--- Begin ---

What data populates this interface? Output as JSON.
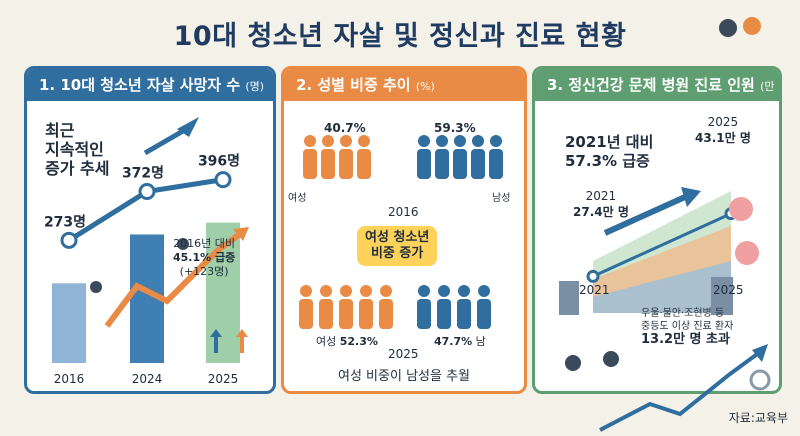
{
  "title": "10대 청소년 자살 및 정신과 진료 현황",
  "source": "자료:교육부",
  "panels": {
    "p1": {
      "heading": "1. 10대 청소년 자살 사망자 수",
      "unit": "(명)",
      "headline": [
        "최근",
        "지속적인",
        "증가 추세"
      ],
      "value_labels": [
        "273명",
        "372명",
        "396명"
      ],
      "note": [
        "2016년 대비",
        "45.1% 급증",
        "(+123명)"
      ]
    },
    "p2": {
      "heading": "2. 성별 비중 추이",
      "unit": "(%)",
      "callout": [
        "여성 청소년",
        "비중 증가"
      ],
      "caption": "여성 비중이 남성을 추월",
      "label_female": "여성",
      "label_male": "남성",
      "label_female_short": "여성",
      "label_male_short": "남",
      "top_female": "40.7%",
      "top_male": "59.3%",
      "bottom_female": "52.3%",
      "bottom_male": "47.7%"
    },
    "p3": {
      "heading": "3. 정신건강 문제 병원 진료 인원",
      "unit": "(만 명)",
      "headline": [
        "2021년 대비",
        "57.3% 급증"
      ],
      "start_year": "2021",
      "start_value": "27.4만 명",
      "end_year": "2025",
      "end_value": "43.1만 명",
      "note": [
        "우울·불안·조현병 등",
        "중등도 이상 진료 환자"
      ],
      "note_emph": "13.2만 명 초과"
    }
  },
  "colors": {
    "blue": "#2f6e9e",
    "orange": "#e98b45",
    "green": "#5e9e70",
    "navy": "#1f3b62"
  },
  "chart_data": [
    {
      "type": "bar",
      "title": "1. 10대 청소년 자살 사망자 수",
      "unit": "명",
      "categories": [
        "2016",
        "2024",
        "2025"
      ],
      "values": [
        273,
        372,
        396
      ],
      "ylim": [
        0,
        450
      ]
    },
    {
      "type": "bar",
      "title": "2. 성별 비중 추이",
      "unit": "%",
      "categories": [
        "2016",
        "2025"
      ],
      "series": [
        {
          "name": "여성",
          "values": [
            40.7,
            52.3
          ]
        },
        {
          "name": "남성",
          "values": [
            59.3,
            47.7
          ]
        }
      ]
    },
    {
      "type": "line",
      "title": "3. 정신건강 문제 병원 진료 인원",
      "unit": "만 명",
      "x": [
        "2021",
        "2025"
      ],
      "values": [
        27.4,
        43.1
      ]
    }
  ]
}
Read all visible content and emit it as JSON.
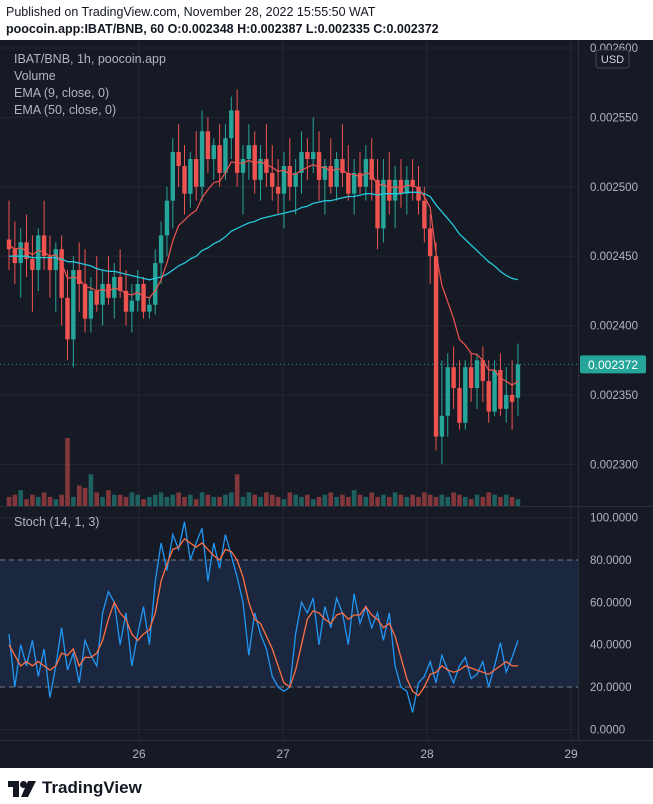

--- End ---

Write out the full listing verbatim, excluding its pictures.

* **SOLUTION FOR THIS TASK**
What data populates this interface? Output as JSON.
{
  "title": "10대 청소년 자살 및 정신과 진료 현황",
  "source": "자료:교육부",
  "panels": {
    "p1": {
      "heading": "1. 10대 청소년 자살 사망자 수",
      "unit": "(명)",
      "headline": [
        "최근",
        "지속적인",
        "증가 추세"
      ],
      "value_labels": [
        "273명",
        "372명",
        "396명"
      ],
      "note": [
        "2016년 대비",
        "45.1% 급증",
        "(+123명)"
      ]
    },
    "p2": {
      "heading": "2. 성별 비중 추이",
      "unit": "(%)",
      "callout": [
        "여성 청소년",
        "비중 증가"
      ],
      "caption": "여성 비중이 남성을 추월",
      "label_female": "여성",
      "label_male": "남성",
      "label_female_short": "여성",
      "label_male_short": "남",
      "top_female": "40.7%",
      "top_male": "59.3%",
      "bottom_female": "52.3%",
      "bottom_male": "47.7%"
    },
    "p3": {
      "heading": "3. 정신건강 문제 병원 진료 인원",
      "unit": "(만 명)",
      "headline": [
        "2021년 대비",
        "57.3% 급증"
      ],
      "start_year": "2021",
      "start_value": "27.4만 명",
      "end_year": "2025",
      "end_value": "43.1만 명",
      "note": [
        "우울·불안·조현병 등",
        "중등도 이상 진료 환자"
      ],
      "note_emph": "13.2만 명 초과"
    }
  },
  "colors": {
    "blue": "#2f6e9e",
    "orange": "#e98b45",
    "green": "#5e9e70",
    "navy": "#1f3b62"
  },
  "chart_data": [
    {
      "type": "bar",
      "title": "1. 10대 청소년 자살 사망자 수",
      "unit": "명",
      "categories": [
        "2016",
        "2024",
        "2025"
      ],
      "values": [
        273,
        372,
        396
      ],
      "ylim": [
        0,
        450
      ]
    },
    {
      "type": "bar",
      "title": "2. 성별 비중 추이",
      "unit": "%",
      "categories": [
        "2016",
        "2025"
      ],
      "series": [
        {
          "name": "여성",
          "values": [
            40.7,
            52.3
          ]
        },
        {
          "name": "남성",
          "values": [
            59.3,
            47.7
          ]
        }
      ]
    },
    {
      "type": "line",
      "title": "3. 정신건강 문제 병원 진료 인원",
      "unit": "만 명",
      "x": [
        "2021",
        "2025"
      ],
      "values": [
        27.4,
        43.1
      ]
    }
  ]
}
Read all visible content and emit it as JSON.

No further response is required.